[Data extracted from a collection]
----------

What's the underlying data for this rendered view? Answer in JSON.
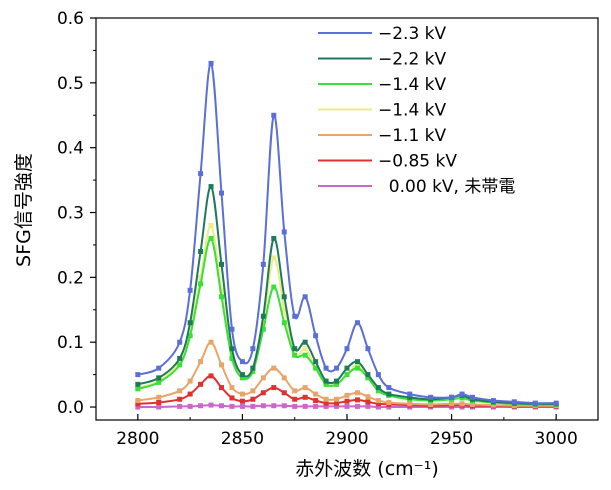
{
  "chart_data": {
    "type": "line",
    "xlabel": "赤外波数 (cm⁻¹)",
    "ylabel": "SFG信号強度",
    "xlim": [
      2780,
      3020
    ],
    "ylim": [
      -0.02,
      0.6
    ],
    "xticks": [
      2800,
      2850,
      2900,
      2950,
      3000
    ],
    "xtick_labels": [
      "2800",
      "2850",
      "2900",
      "2950",
      "3000"
    ],
    "yticks": [
      0.0,
      0.1,
      0.2,
      0.3,
      0.4,
      0.5,
      0.6
    ],
    "ytick_labels": [
      "0.0",
      "0.1",
      "0.2",
      "0.3",
      "0.4",
      "0.5",
      "0.6"
    ],
    "legend_position": "top-right",
    "grid": false,
    "x": [
      2800,
      2810,
      2820,
      2825,
      2830,
      2835,
      2840,
      2845,
      2850,
      2855,
      2860,
      2865,
      2870,
      2875,
      2880,
      2885,
      2890,
      2895,
      2900,
      2905,
      2910,
      2915,
      2920,
      2930,
      2940,
      2950,
      2955,
      2960,
      2970,
      2980,
      2990,
      3000
    ],
    "series": [
      {
        "name": "−2.3 kV",
        "color": "#5b6fd6",
        "values": [
          0.05,
          0.06,
          0.1,
          0.18,
          0.36,
          0.53,
          0.33,
          0.12,
          0.07,
          0.09,
          0.22,
          0.45,
          0.27,
          0.14,
          0.17,
          0.11,
          0.06,
          0.06,
          0.09,
          0.13,
          0.09,
          0.05,
          0.03,
          0.02,
          0.015,
          0.015,
          0.02,
          0.015,
          0.01,
          0.008,
          0.006,
          0.006
        ]
      },
      {
        "name": "−2.2 kV",
        "color": "#1f7a5a",
        "values": [
          0.035,
          0.045,
          0.075,
          0.13,
          0.24,
          0.34,
          0.22,
          0.09,
          0.05,
          0.06,
          0.14,
          0.26,
          0.17,
          0.09,
          0.1,
          0.07,
          0.04,
          0.04,
          0.06,
          0.07,
          0.05,
          0.03,
          0.02,
          0.015,
          0.012,
          0.015,
          0.018,
          0.012,
          0.008,
          0.006,
          0.005,
          0.005
        ]
      },
      {
        "name": "−1.4 kV",
        "color": "#38e038",
        "values": [
          0.028,
          0.038,
          0.065,
          0.11,
          0.19,
          0.26,
          0.17,
          0.075,
          0.045,
          0.055,
          0.12,
          0.185,
          0.13,
          0.08,
          0.08,
          0.06,
          0.035,
          0.035,
          0.05,
          0.06,
          0.045,
          0.025,
          0.018,
          0.012,
          0.01,
          0.012,
          0.014,
          0.01,
          0.007,
          0.005,
          0.004,
          0.004
        ]
      },
      {
        "name": "−1.4 kV",
        "color": "#ecec8a",
        "values": [
          0.03,
          0.04,
          0.07,
          0.12,
          0.2,
          0.28,
          0.18,
          0.08,
          0.05,
          0.06,
          0.13,
          0.23,
          0.15,
          0.08,
          0.09,
          0.06,
          0.035,
          0.035,
          0.05,
          0.065,
          0.045,
          0.025,
          0.018,
          0.012,
          0.01,
          0.012,
          0.014,
          0.01,
          0.007,
          0.005,
          0.004,
          0.004
        ]
      },
      {
        "name": "−1.1 kV",
        "color": "#e8a56a",
        "values": [
          0.01,
          0.015,
          0.025,
          0.04,
          0.07,
          0.1,
          0.065,
          0.03,
          0.02,
          0.025,
          0.045,
          0.06,
          0.045,
          0.025,
          0.03,
          0.02,
          0.012,
          0.012,
          0.018,
          0.022,
          0.016,
          0.01,
          0.007,
          0.005,
          0.004,
          0.005,
          0.005,
          0.004,
          0.003,
          0.002,
          0.002,
          0.002
        ]
      },
      {
        "name": "−0.85 kV",
        "color": "#e03030",
        "values": [
          0.005,
          0.007,
          0.012,
          0.02,
          0.035,
          0.048,
          0.03,
          0.014,
          0.009,
          0.012,
          0.022,
          0.03,
          0.022,
          0.012,
          0.015,
          0.01,
          0.006,
          0.006,
          0.009,
          0.011,
          0.008,
          0.005,
          0.004,
          0.003,
          0.002,
          0.003,
          0.003,
          0.002,
          0.002,
          0.001,
          0.001,
          0.001
        ]
      },
      {
        "name": "  0.00 kV, 未帯電",
        "color": "#cc66cc",
        "values": [
          0.0,
          0.0,
          0.001,
          0.001,
          0.002,
          0.003,
          0.002,
          0.001,
          0.001,
          0.001,
          0.002,
          0.002,
          0.002,
          0.001,
          0.001,
          0.001,
          0.001,
          0.001,
          0.001,
          0.001,
          0.001,
          0.0,
          0.0,
          0.0,
          0.0,
          0.0,
          0.0,
          0.0,
          0.0,
          0.0,
          0.0,
          0.0
        ]
      }
    ]
  }
}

----------

DIRECTIONS FOR THIS TASK: Quote every entry exactly, with the pictures omitted.

TASK RESPONSE:
What's the underlying data for this rendered view? Answer in JSON.
{
  "chart_data": {
    "type": "line",
    "xlabel": "赤外波数 (cm⁻¹)",
    "ylabel": "SFG信号強度",
    "xlim": [
      2780,
      3020
    ],
    "ylim": [
      -0.02,
      0.6
    ],
    "xticks": [
      2800,
      2850,
      2900,
      2950,
      3000
    ],
    "xtick_labels": [
      "2800",
      "2850",
      "2900",
      "2950",
      "3000"
    ],
    "yticks": [
      0.0,
      0.1,
      0.2,
      0.3,
      0.4,
      0.5,
      0.6
    ],
    "ytick_labels": [
      "0.0",
      "0.1",
      "0.2",
      "0.3",
      "0.4",
      "0.5",
      "0.6"
    ],
    "legend_position": "top-right",
    "grid": false,
    "x": [
      2800,
      2810,
      2820,
      2825,
      2830,
      2835,
      2840,
      2845,
      2850,
      2855,
      2860,
      2865,
      2870,
      2875,
      2880,
      2885,
      2890,
      2895,
      2900,
      2905,
      2910,
      2915,
      2920,
      2930,
      2940,
      2950,
      2955,
      2960,
      2970,
      2980,
      2990,
      3000
    ],
    "series": [
      {
        "name": "−2.3 kV",
        "color": "#5b6fd6",
        "values": [
          0.05,
          0.06,
          0.1,
          0.18,
          0.36,
          0.53,
          0.33,
          0.12,
          0.07,
          0.09,
          0.22,
          0.45,
          0.27,
          0.14,
          0.17,
          0.11,
          0.06,
          0.06,
          0.09,
          0.13,
          0.09,
          0.05,
          0.03,
          0.02,
          0.015,
          0.015,
          0.02,
          0.015,
          0.01,
          0.008,
          0.006,
          0.006
        ]
      },
      {
        "name": "−2.2 kV",
        "color": "#1f7a5a",
        "values": [
          0.035,
          0.045,
          0.075,
          0.13,
          0.24,
          0.34,
          0.22,
          0.09,
          0.05,
          0.06,
          0.14,
          0.26,
          0.17,
          0.09,
          0.1,
          0.07,
          0.04,
          0.04,
          0.06,
          0.07,
          0.05,
          0.03,
          0.02,
          0.015,
          0.012,
          0.015,
          0.018,
          0.012,
          0.008,
          0.006,
          0.005,
          0.005
        ]
      },
      {
        "name": "−1.4 kV",
        "color": "#38e038",
        "values": [
          0.028,
          0.038,
          0.065,
          0.11,
          0.19,
          0.26,
          0.17,
          0.075,
          0.045,
          0.055,
          0.12,
          0.185,
          0.13,
          0.08,
          0.08,
          0.06,
          0.035,
          0.035,
          0.05,
          0.06,
          0.045,
          0.025,
          0.018,
          0.012,
          0.01,
          0.012,
          0.014,
          0.01,
          0.007,
          0.005,
          0.004,
          0.004
        ]
      },
      {
        "name": "−1.4 kV",
        "color": "#ecec8a",
        "values": [
          0.03,
          0.04,
          0.07,
          0.12,
          0.2,
          0.28,
          0.18,
          0.08,
          0.05,
          0.06,
          0.13,
          0.23,
          0.15,
          0.08,
          0.09,
          0.06,
          0.035,
          0.035,
          0.05,
          0.065,
          0.045,
          0.025,
          0.018,
          0.012,
          0.01,
          0.012,
          0.014,
          0.01,
          0.007,
          0.005,
          0.004,
          0.004
        ]
      },
      {
        "name": "−1.1 kV",
        "color": "#e8a56a",
        "values": [
          0.01,
          0.015,
          0.025,
          0.04,
          0.07,
          0.1,
          0.065,
          0.03,
          0.02,
          0.025,
          0.045,
          0.06,
          0.045,
          0.025,
          0.03,
          0.02,
          0.012,
          0.012,
          0.018,
          0.022,
          0.016,
          0.01,
          0.007,
          0.005,
          0.004,
          0.005,
          0.005,
          0.004,
          0.003,
          0.002,
          0.002,
          0.002
        ]
      },
      {
        "name": "−0.85 kV",
        "color": "#e03030",
        "values": [
          0.005,
          0.007,
          0.012,
          0.02,
          0.035,
          0.048,
          0.03,
          0.014,
          0.009,
          0.012,
          0.022,
          0.03,
          0.022,
          0.012,
          0.015,
          0.01,
          0.006,
          0.006,
          0.009,
          0.011,
          0.008,
          0.005,
          0.004,
          0.003,
          0.002,
          0.003,
          0.003,
          0.002,
          0.002,
          0.001,
          0.001,
          0.001
        ]
      },
      {
        "name": "  0.00 kV, 未帯電",
        "color": "#cc66cc",
        "values": [
          0.0,
          0.0,
          0.001,
          0.001,
          0.002,
          0.003,
          0.002,
          0.001,
          0.001,
          0.001,
          0.002,
          0.002,
          0.002,
          0.001,
          0.001,
          0.001,
          0.001,
          0.001,
          0.001,
          0.001,
          0.001,
          0.0,
          0.0,
          0.0,
          0.0,
          0.0,
          0.0,
          0.0,
          0.0,
          0.0,
          0.0,
          0.0
        ]
      }
    ]
  }
}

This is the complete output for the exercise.